__THE EXERCISE__: Among the records that follow, count the lines with the string "pair"; report only that count.

__MATERIAL PROVIDED__:
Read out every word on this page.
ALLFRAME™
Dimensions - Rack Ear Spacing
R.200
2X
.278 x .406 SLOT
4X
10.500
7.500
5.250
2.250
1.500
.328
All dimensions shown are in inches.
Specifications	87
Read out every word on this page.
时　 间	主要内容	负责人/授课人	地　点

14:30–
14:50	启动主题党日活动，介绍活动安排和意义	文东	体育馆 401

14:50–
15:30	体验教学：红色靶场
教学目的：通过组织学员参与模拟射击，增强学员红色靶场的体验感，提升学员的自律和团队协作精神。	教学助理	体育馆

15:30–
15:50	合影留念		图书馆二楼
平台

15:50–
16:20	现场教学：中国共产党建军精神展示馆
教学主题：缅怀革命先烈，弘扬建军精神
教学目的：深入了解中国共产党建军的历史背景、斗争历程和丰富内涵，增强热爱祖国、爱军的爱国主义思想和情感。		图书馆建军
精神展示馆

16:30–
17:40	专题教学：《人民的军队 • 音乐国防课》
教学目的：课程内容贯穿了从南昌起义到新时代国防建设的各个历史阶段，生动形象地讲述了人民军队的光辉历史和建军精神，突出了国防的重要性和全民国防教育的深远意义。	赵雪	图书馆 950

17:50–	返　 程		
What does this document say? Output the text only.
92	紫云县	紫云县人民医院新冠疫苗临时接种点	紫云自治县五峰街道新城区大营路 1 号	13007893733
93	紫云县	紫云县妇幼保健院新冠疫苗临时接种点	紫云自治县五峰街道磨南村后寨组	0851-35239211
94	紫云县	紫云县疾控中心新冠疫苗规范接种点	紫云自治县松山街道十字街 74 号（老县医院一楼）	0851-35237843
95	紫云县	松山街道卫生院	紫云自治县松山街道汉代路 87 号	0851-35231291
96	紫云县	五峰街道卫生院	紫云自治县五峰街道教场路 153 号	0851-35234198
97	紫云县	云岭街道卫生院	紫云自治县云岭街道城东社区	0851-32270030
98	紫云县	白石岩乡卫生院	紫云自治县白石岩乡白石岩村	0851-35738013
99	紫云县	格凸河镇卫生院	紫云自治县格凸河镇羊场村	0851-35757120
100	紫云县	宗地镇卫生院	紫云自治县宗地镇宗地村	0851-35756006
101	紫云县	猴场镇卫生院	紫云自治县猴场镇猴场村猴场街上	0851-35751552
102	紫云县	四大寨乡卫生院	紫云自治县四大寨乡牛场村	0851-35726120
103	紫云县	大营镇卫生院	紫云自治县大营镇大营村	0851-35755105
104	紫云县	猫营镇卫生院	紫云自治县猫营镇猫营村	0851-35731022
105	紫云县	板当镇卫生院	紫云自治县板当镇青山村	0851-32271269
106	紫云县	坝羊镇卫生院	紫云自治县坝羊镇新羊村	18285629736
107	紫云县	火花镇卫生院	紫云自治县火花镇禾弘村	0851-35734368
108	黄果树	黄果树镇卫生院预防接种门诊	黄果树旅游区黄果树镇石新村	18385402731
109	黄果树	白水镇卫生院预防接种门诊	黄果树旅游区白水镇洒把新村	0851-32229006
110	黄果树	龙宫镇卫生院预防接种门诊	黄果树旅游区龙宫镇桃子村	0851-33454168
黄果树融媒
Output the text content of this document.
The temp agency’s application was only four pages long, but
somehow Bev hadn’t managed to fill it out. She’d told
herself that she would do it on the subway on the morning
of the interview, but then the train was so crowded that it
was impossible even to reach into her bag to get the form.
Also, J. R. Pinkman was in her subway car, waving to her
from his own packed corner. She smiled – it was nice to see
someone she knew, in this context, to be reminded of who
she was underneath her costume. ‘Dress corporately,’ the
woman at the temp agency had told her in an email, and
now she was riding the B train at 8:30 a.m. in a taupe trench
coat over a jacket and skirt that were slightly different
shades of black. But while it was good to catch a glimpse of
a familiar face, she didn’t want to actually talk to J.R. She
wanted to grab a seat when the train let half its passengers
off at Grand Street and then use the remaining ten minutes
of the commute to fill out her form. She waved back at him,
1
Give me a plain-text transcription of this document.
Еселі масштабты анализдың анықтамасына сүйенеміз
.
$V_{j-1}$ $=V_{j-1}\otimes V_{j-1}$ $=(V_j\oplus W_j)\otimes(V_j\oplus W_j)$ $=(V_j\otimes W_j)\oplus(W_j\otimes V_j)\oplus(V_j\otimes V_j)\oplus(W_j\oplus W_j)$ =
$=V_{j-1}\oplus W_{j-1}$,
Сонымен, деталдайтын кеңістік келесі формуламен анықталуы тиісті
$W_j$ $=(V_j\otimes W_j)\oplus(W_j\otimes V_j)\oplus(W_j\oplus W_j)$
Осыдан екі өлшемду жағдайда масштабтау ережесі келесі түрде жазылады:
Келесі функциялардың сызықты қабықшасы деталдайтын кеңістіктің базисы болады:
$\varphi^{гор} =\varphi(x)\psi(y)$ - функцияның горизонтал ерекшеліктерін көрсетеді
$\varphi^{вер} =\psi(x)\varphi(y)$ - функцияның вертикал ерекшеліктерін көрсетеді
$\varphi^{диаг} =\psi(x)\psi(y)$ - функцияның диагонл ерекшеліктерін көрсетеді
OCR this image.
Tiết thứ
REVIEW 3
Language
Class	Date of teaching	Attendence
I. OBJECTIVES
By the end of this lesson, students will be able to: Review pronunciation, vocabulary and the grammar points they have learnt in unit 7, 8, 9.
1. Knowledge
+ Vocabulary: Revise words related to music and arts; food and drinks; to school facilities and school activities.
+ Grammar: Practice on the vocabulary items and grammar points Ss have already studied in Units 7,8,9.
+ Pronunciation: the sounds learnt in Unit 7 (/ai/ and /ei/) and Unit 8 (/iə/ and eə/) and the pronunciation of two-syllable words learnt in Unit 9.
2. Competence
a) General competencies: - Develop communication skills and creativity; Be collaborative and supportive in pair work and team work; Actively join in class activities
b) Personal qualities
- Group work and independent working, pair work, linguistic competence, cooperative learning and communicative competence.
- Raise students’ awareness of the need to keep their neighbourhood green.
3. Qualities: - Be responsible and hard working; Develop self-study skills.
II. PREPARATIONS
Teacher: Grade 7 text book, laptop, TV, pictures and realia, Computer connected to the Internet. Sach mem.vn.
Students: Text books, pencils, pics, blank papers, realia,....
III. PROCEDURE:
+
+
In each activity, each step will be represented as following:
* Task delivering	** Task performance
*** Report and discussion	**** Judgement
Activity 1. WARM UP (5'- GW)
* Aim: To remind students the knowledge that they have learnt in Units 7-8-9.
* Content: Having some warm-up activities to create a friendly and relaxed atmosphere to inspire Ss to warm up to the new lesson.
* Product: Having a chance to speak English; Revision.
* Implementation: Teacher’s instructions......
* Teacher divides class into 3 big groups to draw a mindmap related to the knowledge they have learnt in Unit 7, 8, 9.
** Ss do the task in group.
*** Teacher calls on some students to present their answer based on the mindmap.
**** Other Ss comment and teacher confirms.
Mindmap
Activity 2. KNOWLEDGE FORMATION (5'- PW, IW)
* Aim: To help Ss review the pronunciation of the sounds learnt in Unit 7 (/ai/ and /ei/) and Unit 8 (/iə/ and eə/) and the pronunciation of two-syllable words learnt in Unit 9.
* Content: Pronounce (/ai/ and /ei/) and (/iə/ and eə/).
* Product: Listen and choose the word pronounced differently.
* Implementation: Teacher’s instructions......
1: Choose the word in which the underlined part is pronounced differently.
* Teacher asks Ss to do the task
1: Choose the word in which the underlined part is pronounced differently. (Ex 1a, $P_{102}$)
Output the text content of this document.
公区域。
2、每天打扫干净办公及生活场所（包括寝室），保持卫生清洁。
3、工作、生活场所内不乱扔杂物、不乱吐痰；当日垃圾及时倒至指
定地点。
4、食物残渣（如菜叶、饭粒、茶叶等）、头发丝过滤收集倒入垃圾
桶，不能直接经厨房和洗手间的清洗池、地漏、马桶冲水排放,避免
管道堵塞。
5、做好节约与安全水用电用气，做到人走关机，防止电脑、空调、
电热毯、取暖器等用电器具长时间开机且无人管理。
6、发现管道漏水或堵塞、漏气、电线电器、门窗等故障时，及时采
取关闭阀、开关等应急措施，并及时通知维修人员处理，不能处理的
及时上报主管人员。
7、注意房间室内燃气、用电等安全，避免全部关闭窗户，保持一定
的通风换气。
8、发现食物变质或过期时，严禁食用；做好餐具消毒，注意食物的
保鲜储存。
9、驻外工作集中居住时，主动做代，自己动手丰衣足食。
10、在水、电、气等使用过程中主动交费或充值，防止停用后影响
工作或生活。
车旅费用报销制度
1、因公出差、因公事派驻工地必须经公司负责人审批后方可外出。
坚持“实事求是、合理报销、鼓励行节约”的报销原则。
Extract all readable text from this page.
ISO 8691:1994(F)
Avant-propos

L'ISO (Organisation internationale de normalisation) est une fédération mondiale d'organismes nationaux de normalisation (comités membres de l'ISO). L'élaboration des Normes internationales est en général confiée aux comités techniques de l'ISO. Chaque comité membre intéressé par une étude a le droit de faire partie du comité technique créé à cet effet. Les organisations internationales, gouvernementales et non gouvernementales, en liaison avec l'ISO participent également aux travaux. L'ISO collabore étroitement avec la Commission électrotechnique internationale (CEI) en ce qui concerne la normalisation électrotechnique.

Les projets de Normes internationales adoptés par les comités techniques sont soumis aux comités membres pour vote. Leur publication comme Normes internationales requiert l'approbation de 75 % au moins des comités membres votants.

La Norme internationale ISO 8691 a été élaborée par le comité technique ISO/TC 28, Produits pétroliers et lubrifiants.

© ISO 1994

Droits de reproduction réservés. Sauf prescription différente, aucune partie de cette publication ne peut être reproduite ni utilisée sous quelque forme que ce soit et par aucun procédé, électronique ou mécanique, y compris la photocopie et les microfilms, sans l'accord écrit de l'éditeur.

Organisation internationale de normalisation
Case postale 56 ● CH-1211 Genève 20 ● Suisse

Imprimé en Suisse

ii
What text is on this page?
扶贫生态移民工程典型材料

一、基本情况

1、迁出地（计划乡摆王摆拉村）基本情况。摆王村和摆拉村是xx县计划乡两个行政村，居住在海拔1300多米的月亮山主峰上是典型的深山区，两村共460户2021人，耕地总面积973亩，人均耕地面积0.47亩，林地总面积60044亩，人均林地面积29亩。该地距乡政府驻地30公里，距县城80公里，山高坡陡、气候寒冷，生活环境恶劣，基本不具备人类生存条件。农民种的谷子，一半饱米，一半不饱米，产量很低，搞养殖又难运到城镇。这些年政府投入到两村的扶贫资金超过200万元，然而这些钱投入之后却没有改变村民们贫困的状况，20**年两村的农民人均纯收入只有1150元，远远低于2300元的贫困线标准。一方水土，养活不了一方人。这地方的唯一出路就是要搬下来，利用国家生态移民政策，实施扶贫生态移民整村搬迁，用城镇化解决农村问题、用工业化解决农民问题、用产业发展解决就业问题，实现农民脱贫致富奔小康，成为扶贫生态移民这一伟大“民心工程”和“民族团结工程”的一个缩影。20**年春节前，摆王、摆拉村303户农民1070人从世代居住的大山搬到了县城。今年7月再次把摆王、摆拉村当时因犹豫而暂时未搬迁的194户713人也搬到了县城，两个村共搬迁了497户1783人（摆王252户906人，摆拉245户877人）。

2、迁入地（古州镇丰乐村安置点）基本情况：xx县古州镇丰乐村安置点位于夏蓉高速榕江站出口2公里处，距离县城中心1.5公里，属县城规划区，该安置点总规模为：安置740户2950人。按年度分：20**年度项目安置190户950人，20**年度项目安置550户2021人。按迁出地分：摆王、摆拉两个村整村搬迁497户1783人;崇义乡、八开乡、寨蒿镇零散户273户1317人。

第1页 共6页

__RESPONSE TO THIS EXERCISE__: 2